• **AIM**: Make an exact copy of the entries below.

• **TASK INPUTS**:
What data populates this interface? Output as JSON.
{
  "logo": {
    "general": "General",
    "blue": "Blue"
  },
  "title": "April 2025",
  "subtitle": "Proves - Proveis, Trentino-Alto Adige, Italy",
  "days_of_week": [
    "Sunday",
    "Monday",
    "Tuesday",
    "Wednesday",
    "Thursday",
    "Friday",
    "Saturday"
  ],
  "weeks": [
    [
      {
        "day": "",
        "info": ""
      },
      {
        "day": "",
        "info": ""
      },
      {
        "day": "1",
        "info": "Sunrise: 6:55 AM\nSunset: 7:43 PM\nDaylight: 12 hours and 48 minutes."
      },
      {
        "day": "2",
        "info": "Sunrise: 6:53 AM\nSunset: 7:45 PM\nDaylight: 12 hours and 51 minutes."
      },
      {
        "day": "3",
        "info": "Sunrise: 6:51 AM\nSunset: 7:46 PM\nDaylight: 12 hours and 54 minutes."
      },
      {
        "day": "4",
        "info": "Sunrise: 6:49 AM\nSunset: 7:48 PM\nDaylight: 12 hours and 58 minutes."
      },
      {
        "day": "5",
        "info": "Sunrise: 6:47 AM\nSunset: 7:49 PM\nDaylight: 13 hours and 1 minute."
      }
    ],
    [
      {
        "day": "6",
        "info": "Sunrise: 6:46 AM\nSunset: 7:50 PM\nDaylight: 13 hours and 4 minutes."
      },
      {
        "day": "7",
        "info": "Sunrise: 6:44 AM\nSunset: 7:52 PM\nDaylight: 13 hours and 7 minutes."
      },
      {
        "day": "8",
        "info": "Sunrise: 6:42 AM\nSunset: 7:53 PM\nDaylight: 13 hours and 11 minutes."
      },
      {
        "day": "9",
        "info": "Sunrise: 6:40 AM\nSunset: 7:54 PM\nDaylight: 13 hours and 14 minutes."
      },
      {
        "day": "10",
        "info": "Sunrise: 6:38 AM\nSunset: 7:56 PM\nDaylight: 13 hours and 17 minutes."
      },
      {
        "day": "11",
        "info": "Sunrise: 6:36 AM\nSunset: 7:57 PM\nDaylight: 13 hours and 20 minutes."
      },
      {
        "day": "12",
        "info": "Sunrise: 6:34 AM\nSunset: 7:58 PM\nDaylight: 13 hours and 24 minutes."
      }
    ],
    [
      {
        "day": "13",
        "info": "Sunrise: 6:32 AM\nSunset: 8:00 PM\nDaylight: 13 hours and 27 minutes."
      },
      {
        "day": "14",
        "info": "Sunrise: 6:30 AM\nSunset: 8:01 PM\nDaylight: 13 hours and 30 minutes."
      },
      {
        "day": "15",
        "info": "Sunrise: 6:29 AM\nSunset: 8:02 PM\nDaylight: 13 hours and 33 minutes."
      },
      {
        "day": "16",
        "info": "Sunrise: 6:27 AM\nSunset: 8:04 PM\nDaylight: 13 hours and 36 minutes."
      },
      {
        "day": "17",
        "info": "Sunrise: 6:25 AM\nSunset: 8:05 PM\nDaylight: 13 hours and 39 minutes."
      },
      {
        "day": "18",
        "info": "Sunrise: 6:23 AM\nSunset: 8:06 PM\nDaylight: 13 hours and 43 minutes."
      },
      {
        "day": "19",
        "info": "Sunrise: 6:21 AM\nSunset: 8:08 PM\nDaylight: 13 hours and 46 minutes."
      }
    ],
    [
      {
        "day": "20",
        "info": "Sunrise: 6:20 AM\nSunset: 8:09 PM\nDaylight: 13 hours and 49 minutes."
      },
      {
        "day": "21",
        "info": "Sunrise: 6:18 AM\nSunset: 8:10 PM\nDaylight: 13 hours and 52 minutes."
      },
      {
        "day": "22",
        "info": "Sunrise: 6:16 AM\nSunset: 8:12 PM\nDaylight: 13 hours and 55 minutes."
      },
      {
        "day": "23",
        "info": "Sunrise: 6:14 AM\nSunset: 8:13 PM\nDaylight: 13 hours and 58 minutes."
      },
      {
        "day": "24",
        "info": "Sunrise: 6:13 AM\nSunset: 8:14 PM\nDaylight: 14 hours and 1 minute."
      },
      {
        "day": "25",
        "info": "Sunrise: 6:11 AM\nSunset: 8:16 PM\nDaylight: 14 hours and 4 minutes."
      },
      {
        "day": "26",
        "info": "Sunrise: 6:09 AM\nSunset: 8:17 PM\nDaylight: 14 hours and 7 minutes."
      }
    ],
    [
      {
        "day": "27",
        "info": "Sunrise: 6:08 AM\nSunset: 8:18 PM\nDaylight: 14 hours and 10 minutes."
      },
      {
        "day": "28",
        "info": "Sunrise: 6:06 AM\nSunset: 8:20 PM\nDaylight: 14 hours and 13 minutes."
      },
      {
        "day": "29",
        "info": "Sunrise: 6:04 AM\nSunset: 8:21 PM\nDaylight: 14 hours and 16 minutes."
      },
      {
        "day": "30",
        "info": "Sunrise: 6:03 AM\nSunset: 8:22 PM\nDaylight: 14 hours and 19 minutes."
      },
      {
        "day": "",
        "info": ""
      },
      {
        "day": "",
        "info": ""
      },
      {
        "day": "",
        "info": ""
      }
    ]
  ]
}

• **EXERCISE RESPONSE**:
What data populates this interface? Output as JSON.
{
  "logo": {
    "general": "General",
    "blue": "Blue"
  },
  "title": "April 2025",
  "subtitle": "Proves - Proveis, Trentino-Alto Adige, Italy",
  "days_of_week": [
    "Sunday",
    "Monday",
    "Tuesday",
    "Wednesday",
    "Thursday",
    "Friday",
    "Saturday"
  ],
  "weeks": [
    [
      {
        "day": "",
        "info": ""
      },
      {
        "day": "",
        "info": ""
      },
      {
        "day": "1",
        "info": "Sunrise: 6:55 AM\nSunset: 7:43 PM\nDaylight: 12 hours and 48 minutes."
      },
      {
        "day": "2",
        "info": "Sunrise: 6:53 AM\nSunset: 7:45 PM\nDaylight: 12 hours and 51 minutes."
      },
      {
        "day": "3",
        "info": "Sunrise: 6:51 AM\nSunset: 7:46 PM\nDaylight: 12 hours and 54 minutes."
      },
      {
        "day": "4",
        "info": "Sunrise: 6:49 AM\nSunset: 7:48 PM\nDaylight: 12 hours and 58 minutes."
      },
      {
        "day": "5",
        "info": "Sunrise: 6:47 AM\nSunset: 7:49 PM\nDaylight: 13 hours and 1 minute."
      }
    ],
    [
      {
        "day": "6",
        "info": "Sunrise: 6:46 AM\nSunset: 7:50 PM\nDaylight: 13 hours and 4 minutes."
      },
      {
        "day": "7",
        "info": "Sunrise: 6:44 AM\nSunset: 7:52 PM\nDaylight: 13 hours and 7 minutes."
      },
      {
        "day": "8",
        "info": "Sunrise: 6:42 AM\nSunset: 7:53 PM\nDaylight: 13 hours and 11 minutes."
      },
      {
        "day": "9",
        "info": "Sunrise: 6:40 AM\nSunset: 7:54 PM\nDaylight: 13 hours and 14 minutes."
      },
      {
        "day": "10",
        "info": "Sunrise: 6:38 AM\nSunset: 7:56 PM\nDaylight: 13 hours and 17 minutes."
      },
      {
        "day": "11",
        "info": "Sunrise: 6:36 AM\nSunset: 7:57 PM\nDaylight: 13 hours and 20 minutes."
      },
      {
        "day": "12",
        "info": "Sunrise: 6:34 AM\nSunset: 7:58 PM\nDaylight: 13 hours and 24 minutes."
      }
    ],
    [
      {
        "day": "13",
        "info": "Sunrise: 6:32 AM\nSunset: 8:00 PM\nDaylight: 13 hours and 27 minutes."
      },
      {
        "day": "14",
        "info": "Sunrise: 6:30 AM\nSunset: 8:01 PM\nDaylight: 13 hours and 30 minutes."
      },
      {
        "day": "15",
        "info": "Sunrise: 6:29 AM\nSunset: 8:02 PM\nDaylight: 13 hours and 33 minutes."
      },
      {
        "day": "16",
        "info": "Sunrise: 6:27 AM\nSunset: 8:04 PM\nDaylight: 13 hours and 36 minutes."
      },
      {
        "day": "17",
        "info": "Sunrise: 6:25 AM\nSunset: 8:05 PM\nDaylight: 13 hours and 39 minutes."
      },
      {
        "day": "18",
        "info": "Sunrise: 6:23 AM\nSunset: 8:06 PM\nDaylight: 13 hours and 43 minutes."
      },
      {
        "day": "19",
        "info": "Sunrise: 6:21 AM\nSunset: 8:08 PM\nDaylight: 13 hours and 46 minutes."
      }
    ],
    [
      {
        "day": "20",
        "info": "Sunrise: 6:20 AM\nSunset: 8:09 PM\nDaylight: 13 hours and 49 minutes."
      },
      {
        "day": "21",
        "info": "Sunrise: 6:18 AM\nSunset: 8:10 PM\nDaylight: 13 hours and 52 minutes."
      },
      {
        "day": "22",
        "info": "Sunrise: 6:16 AM\nSunset: 8:12 PM\nDaylight: 13 hours and 55 minutes."
      },
      {
        "day": "23",
        "info": "Sunrise: 6:14 AM\nSunset: 8:13 PM\nDaylight: 13 hours and 58 minutes."
      },
      {
        "day": "24",
        "info": "Sunrise: 6:13 AM\nSunset: 8:14 PM\nDaylight: 14 hours and 1 minute."
      },
      {
        "day": "25",
        "info": "Sunrise: 6:11 AM\nSunset: 8:16 PM\nDaylight: 14 hours and 4 minutes."
      },
      {
        "day": "26",
        "info": "Sunrise: 6:09 AM\nSunset: 8:17 PM\nDaylight: 14 hours and 7 minutes."
      }
    ],
    [
      {
        "day": "27",
        "info": "Sunrise: 6:08 AM\nSunset: 8:18 PM\nDaylight: 14 hours and 10 minutes."
      },
      {
        "day": "28",
        "info": "Sunrise: 6:06 AM\nSunset: 8:20 PM\nDaylight: 14 hours and 13 minutes."
      },
      {
        "day": "29",
        "info": "Sunrise: 6:04 AM\nSunset: 8:21 PM\nDaylight: 14 hours and 16 minutes."
      },
      {
        "day": "30",
        "info": "Sunrise: 6:03 AM\nSunset: 8:22 PM\nDaylight: 14 hours and 19 minutes."
      },
      {
        "day": "",
        "info": ""
      },
      {
        "day": "",
        "info": ""
      },
      {
        "day": "",
        "info": ""
      }
    ]
  ]
}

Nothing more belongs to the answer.